GOAL :: Copy every line of the data that includes the string "this".

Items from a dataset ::
'''

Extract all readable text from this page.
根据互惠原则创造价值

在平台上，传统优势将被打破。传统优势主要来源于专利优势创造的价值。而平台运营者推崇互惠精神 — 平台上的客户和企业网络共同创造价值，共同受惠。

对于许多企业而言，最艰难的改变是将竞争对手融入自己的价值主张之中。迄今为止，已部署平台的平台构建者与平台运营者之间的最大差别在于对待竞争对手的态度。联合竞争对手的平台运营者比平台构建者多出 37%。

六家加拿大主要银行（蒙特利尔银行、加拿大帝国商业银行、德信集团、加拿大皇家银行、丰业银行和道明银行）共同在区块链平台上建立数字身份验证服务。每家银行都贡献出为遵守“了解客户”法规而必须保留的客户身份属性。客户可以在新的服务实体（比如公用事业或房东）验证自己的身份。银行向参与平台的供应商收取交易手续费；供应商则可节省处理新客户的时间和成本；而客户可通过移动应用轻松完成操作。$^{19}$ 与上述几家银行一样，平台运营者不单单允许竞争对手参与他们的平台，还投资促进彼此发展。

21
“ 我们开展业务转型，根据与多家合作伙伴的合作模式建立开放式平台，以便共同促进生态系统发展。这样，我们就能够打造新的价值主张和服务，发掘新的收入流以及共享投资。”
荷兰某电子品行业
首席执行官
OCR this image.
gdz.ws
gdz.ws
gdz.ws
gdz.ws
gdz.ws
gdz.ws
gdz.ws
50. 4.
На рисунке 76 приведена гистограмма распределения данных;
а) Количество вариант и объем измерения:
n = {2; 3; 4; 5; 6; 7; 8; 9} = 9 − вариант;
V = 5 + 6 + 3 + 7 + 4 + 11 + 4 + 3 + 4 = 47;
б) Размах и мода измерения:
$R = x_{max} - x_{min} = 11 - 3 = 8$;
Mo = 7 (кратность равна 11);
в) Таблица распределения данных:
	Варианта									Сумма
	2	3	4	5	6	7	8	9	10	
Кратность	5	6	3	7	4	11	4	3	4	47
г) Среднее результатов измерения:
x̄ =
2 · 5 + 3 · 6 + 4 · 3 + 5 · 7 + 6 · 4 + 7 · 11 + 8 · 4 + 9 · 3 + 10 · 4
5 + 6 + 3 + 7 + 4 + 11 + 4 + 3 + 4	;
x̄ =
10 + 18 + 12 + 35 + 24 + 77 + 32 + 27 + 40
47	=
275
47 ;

'''

ANSWER TO THE TASK ::
Extract all readable text from this page.
OCR this image.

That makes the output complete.